** start **
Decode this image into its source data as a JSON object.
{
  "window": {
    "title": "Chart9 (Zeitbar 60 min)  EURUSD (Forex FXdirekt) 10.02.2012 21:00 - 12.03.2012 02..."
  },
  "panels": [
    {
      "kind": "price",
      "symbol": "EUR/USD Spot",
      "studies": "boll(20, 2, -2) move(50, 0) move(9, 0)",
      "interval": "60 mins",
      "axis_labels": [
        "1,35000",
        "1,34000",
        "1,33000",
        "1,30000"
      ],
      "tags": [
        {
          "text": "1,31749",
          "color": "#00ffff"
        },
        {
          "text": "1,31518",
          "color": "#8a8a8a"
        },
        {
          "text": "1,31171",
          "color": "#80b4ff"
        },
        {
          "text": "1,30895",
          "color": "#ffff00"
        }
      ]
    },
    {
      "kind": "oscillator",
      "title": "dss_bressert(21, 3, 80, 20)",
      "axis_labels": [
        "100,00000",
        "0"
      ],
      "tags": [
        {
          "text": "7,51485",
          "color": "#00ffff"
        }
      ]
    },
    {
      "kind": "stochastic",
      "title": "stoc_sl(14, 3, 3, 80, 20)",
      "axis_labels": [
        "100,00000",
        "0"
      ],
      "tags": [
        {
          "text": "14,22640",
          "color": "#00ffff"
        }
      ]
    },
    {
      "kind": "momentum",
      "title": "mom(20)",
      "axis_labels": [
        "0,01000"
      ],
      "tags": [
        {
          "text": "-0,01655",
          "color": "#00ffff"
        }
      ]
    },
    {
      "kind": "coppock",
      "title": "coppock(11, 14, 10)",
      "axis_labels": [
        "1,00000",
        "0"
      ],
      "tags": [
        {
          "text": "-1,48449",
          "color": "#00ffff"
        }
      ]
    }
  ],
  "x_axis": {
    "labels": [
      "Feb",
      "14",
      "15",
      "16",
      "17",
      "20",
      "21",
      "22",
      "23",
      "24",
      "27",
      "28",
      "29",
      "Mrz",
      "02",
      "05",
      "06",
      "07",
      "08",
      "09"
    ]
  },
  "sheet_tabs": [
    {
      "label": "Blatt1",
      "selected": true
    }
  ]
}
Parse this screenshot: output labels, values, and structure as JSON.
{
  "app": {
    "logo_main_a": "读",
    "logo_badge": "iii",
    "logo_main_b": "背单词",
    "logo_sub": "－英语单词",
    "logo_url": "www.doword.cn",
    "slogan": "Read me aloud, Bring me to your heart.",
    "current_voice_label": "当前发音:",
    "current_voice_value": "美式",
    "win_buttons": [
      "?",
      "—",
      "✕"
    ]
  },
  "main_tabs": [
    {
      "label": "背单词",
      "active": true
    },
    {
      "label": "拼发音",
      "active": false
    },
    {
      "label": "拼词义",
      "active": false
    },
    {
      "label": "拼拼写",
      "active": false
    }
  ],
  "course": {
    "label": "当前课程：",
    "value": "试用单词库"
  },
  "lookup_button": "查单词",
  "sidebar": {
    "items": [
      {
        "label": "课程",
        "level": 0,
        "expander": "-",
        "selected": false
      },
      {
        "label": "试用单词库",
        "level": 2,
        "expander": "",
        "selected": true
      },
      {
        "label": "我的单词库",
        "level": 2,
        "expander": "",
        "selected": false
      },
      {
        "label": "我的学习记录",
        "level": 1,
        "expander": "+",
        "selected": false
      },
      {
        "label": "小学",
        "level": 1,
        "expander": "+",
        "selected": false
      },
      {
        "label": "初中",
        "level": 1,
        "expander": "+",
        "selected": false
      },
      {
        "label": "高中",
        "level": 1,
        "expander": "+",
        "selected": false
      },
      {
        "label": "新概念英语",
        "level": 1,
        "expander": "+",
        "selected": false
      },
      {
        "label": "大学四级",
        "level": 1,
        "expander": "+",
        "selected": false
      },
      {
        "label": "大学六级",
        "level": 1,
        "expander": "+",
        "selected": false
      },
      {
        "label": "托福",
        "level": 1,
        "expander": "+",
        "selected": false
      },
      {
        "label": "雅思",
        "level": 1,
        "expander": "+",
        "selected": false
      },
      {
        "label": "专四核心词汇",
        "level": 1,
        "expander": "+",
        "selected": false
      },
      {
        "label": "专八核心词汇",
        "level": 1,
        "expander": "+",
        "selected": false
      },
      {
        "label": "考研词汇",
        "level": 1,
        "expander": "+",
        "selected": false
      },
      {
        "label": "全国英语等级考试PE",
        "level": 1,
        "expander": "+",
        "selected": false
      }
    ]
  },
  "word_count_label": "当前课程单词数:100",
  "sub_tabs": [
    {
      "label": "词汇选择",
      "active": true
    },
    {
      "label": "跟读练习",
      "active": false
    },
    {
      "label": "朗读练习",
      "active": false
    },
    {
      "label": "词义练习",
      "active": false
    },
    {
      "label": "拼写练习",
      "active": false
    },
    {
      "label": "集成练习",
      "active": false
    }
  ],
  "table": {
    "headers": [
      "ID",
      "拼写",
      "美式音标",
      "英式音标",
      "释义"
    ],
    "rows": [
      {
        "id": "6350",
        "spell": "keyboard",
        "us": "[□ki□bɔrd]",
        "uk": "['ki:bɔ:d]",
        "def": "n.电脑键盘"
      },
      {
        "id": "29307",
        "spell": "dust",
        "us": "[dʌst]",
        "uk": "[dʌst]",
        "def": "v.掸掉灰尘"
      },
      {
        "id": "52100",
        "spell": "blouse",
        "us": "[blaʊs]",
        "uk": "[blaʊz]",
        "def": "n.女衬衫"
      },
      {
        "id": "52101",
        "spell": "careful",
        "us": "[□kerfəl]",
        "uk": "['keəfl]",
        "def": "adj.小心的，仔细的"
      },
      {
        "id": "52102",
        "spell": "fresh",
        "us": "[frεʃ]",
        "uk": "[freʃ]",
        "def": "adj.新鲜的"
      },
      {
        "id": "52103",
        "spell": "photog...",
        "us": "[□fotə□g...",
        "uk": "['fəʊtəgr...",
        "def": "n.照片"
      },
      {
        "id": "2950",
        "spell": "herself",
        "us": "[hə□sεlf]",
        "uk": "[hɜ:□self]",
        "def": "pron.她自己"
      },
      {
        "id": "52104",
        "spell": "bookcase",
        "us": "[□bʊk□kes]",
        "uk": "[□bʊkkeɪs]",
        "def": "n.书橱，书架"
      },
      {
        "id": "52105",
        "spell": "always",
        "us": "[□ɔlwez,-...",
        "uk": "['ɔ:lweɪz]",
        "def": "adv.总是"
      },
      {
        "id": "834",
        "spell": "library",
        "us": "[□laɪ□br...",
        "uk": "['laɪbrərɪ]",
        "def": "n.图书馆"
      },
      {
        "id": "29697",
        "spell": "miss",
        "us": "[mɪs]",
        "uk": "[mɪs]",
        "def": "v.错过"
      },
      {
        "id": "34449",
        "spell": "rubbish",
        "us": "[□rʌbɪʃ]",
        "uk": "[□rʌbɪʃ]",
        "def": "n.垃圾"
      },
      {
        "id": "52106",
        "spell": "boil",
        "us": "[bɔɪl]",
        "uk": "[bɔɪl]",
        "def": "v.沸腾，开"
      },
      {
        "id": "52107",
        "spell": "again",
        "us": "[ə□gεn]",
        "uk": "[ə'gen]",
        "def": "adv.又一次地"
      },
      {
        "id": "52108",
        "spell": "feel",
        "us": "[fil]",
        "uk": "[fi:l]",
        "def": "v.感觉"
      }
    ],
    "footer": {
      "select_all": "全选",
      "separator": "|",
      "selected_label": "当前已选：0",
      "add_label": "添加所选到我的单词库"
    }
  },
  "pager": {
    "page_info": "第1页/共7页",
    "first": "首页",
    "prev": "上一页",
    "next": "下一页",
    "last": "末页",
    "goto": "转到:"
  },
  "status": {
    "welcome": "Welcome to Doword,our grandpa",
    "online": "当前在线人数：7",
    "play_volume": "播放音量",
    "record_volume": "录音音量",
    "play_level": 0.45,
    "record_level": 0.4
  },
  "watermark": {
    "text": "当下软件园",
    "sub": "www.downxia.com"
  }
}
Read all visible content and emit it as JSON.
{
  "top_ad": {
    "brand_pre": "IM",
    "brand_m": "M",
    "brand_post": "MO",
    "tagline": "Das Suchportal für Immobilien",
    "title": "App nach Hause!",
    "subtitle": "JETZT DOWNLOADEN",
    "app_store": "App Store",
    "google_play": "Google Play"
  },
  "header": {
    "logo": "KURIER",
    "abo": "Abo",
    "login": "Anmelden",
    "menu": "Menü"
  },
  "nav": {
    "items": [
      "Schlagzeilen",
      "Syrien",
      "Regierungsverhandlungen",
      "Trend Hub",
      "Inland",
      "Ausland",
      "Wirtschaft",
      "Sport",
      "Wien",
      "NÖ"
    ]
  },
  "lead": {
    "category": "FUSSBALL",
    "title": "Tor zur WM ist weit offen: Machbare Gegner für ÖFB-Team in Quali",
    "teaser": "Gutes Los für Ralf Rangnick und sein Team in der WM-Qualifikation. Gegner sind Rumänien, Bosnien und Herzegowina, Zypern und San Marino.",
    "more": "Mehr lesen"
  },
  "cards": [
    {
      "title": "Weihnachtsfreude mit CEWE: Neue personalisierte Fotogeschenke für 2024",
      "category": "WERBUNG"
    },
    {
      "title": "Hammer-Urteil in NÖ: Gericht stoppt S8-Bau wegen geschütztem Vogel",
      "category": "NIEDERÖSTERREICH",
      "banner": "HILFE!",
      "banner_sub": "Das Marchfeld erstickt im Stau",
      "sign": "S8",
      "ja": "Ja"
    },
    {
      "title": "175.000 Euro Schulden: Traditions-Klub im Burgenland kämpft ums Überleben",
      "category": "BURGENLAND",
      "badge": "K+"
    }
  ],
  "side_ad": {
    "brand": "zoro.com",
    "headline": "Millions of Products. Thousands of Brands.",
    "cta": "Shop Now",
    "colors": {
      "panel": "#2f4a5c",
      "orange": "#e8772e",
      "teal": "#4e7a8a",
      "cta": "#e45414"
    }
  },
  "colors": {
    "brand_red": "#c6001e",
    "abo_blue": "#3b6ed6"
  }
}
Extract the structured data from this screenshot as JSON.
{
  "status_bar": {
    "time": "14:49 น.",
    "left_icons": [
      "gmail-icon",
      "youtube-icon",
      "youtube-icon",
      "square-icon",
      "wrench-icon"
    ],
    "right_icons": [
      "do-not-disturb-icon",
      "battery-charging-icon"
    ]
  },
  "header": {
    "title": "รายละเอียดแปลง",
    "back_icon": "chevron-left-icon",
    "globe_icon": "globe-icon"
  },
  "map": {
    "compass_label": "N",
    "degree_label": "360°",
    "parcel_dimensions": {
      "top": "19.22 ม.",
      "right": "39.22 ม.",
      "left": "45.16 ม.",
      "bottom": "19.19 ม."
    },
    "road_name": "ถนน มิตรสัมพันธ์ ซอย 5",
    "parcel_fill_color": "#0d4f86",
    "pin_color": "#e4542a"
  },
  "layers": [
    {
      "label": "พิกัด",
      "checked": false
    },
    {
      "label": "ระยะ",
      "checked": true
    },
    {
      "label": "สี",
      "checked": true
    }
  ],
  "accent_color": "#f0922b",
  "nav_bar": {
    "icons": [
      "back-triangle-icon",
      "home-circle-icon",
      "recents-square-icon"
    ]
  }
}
** end **
How many lines in these records hold the string "data"? Reply with the number alone.

# Expected output
2